:: Job ::
Quote the whole listing verbatim.

:: Given data ::
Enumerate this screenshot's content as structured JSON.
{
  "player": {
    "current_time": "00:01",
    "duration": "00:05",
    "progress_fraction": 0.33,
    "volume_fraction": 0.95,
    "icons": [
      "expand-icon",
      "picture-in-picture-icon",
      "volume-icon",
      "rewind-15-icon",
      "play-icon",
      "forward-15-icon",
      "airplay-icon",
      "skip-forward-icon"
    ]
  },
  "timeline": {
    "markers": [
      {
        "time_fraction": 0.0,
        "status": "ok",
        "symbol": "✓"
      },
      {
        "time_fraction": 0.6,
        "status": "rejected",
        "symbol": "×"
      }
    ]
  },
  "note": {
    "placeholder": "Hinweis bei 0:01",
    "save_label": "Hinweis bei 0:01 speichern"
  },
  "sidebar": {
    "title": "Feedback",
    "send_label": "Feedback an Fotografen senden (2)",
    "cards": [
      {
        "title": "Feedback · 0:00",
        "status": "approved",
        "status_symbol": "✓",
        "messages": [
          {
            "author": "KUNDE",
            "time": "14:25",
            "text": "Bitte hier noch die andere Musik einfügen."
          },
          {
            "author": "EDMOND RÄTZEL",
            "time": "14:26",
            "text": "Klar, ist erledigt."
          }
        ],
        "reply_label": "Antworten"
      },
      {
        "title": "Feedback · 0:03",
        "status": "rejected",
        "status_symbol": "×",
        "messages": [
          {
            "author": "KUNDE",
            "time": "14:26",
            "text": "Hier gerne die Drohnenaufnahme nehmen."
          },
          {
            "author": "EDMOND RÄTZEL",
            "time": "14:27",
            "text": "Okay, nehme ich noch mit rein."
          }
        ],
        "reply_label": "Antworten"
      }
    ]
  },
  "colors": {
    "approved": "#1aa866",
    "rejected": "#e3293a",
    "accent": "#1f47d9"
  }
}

:: Response to this task ::
Enumerate this screenshot's content as structured JSON.
{
  "player": {
    "current_time": "00:01",
    "duration": "00:05",
    "progress_fraction": 0.33,
    "volume_fraction": 0.95,
    "icons": [
      "expand-icon",
      "picture-in-picture-icon",
      "volume-icon",
      "rewind-15-icon",
      "play-icon",
      "forward-15-icon",
      "airplay-icon",
      "skip-forward-icon"
    ]
  },
  "timeline": {
    "markers": [
      {
        "time_fraction": 0.0,
        "status": "ok",
        "symbol": "✓"
      },
      {
        "time_fraction": 0.6,
        "status": "rejected",
        "symbol": "×"
      }
    ]
  },
  "note": {
    "placeholder": "Hinweis bei 0:01",
    "save_label": "Hinweis bei 0:01 speichern"
  },
  "sidebar": {
    "title": "Feedback",
    "send_label": "Feedback an Fotografen senden (2)",
    "cards": [
      {
        "title": "Feedback · 0:00",
        "status": "approved",
        "status_symbol": "✓",
        "messages": [
          {
            "author": "KUNDE",
            "time": "14:25",
            "text": "Bitte hier noch die andere Musik einfügen."
          },
          {
            "author": "EDMOND RÄTZEL",
            "time": "14:26",
            "text": "Klar, ist erledigt."
          }
        ],
        "reply_label": "Antworten"
      },
      {
        "title": "Feedback · 0:03",
        "status": "rejected",
        "status_symbol": "×",
        "messages": [
          {
            "author": "KUNDE",
            "time": "14:26",
            "text": "Hier gerne die Drohnenaufnahme nehmen."
          },
          {
            "author": "EDMOND RÄTZEL",
            "time": "14:27",
            "text": "Okay, nehme ich noch mit rein."
          }
        ],
        "reply_label": "Antworten"
      }
    ]
  },
  "colors": {
    "approved": "#1aa866",
    "rejected": "#e3293a",
    "accent": "#1f47d9"
  }
}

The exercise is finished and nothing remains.